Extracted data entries

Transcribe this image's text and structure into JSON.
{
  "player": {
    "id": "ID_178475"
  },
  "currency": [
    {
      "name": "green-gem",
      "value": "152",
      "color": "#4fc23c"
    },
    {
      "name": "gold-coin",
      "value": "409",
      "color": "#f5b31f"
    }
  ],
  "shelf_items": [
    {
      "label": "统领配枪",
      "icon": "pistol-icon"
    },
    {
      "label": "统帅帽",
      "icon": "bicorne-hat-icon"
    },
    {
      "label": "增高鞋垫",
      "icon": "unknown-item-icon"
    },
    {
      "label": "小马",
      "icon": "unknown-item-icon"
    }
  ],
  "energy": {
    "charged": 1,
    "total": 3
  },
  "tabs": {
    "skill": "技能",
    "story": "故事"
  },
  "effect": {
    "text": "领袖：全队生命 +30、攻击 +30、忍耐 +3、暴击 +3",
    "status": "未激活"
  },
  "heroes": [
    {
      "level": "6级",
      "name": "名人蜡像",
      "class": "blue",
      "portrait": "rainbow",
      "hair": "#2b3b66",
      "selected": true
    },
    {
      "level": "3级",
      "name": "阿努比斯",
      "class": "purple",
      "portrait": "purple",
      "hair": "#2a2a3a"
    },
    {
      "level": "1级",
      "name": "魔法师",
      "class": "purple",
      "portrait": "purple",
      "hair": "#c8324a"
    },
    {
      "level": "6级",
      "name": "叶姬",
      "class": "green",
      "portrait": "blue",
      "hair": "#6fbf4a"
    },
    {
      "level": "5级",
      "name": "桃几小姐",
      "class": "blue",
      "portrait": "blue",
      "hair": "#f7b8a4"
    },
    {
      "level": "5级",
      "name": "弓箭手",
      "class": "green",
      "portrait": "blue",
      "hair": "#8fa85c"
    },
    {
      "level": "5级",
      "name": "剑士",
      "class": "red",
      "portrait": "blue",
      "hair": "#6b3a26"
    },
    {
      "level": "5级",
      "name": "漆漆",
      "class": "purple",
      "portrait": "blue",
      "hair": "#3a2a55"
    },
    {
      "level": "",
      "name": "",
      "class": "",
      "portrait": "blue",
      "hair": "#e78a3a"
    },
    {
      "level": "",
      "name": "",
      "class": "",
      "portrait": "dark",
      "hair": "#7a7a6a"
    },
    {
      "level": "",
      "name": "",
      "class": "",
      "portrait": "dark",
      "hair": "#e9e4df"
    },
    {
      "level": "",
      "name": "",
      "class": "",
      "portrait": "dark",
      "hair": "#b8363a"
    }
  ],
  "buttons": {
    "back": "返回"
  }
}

Requirement.
Extract each entry in full and write it down exactly.

Task solution.
Transcribe this image's text and structure into JSON.
{
  "player": {
    "id": "ID_178475"
  },
  "currency": [
    {
      "name": "green-gem",
      "value": "152",
      "color": "#4fc23c"
    },
    {
      "name": "gold-coin",
      "value": "409",
      "color": "#f5b31f"
    }
  ],
  "shelf_items": [
    {
      "label": "统领配枪",
      "icon": "pistol-icon"
    },
    {
      "label": "统帅帽",
      "icon": "bicorne-hat-icon"
    },
    {
      "label": "增高鞋垫",
      "icon": "unknown-item-icon"
    },
    {
      "label": "小马",
      "icon": "unknown-item-icon"
    }
  ],
  "energy": {
    "charged": 1,
    "total": 3
  },
  "tabs": {
    "skill": "技能",
    "story": "故事"
  },
  "effect": {
    "text": "领袖：全队生命 +30、攻击 +30、忍耐 +3、暴击 +3",
    "status": "未激活"
  },
  "heroes": [
    {
      "level": "6级",
      "name": "名人蜡像",
      "class": "blue",
      "portrait": "rainbow",
      "hair": "#2b3b66",
      "selected": true
    },
    {
      "level": "3级",
      "name": "阿努比斯",
      "class": "purple",
      "portrait": "purple",
      "hair": "#2a2a3a"
    },
    {
      "level": "1级",
      "name": "魔法师",
      "class": "purple",
      "portrait": "purple",
      "hair": "#c8324a"
    },
    {
      "level": "6级",
      "name": "叶姬",
      "class": "green",
      "portrait": "blue",
      "hair": "#6fbf4a"
    },
    {
      "level": "5级",
      "name": "桃几小姐",
      "class": "blue",
      "portrait": "blue",
      "hair": "#f7b8a4"
    },
    {
      "level": "5级",
      "name": "弓箭手",
      "class": "green",
      "portrait": "blue",
      "hair": "#8fa85c"
    },
    {
      "level": "5级",
      "name": "剑士",
      "class": "red",
      "portrait": "blue",
      "hair": "#6b3a26"
    },
    {
      "level": "5级",
      "name": "漆漆",
      "class": "purple",
      "portrait": "blue",
      "hair": "#3a2a55"
    },
    {
      "level": "",
      "name": "",
      "class": "",
      "portrait": "blue",
      "hair": "#e78a3a"
    },
    {
      "level": "",
      "name": "",
      "class": "",
      "portrait": "dark",
      "hair": "#7a7a6a"
    },
    {
      "level": "",
      "name": "",
      "class": "",
      "portrait": "dark",
      "hair": "#e9e4df"
    },
    {
      "level": "",
      "name": "",
      "class": "",
      "portrait": "dark",
      "hair": "#b8363a"
    }
  ],
  "buttons": {
    "back": "返回"
  }
}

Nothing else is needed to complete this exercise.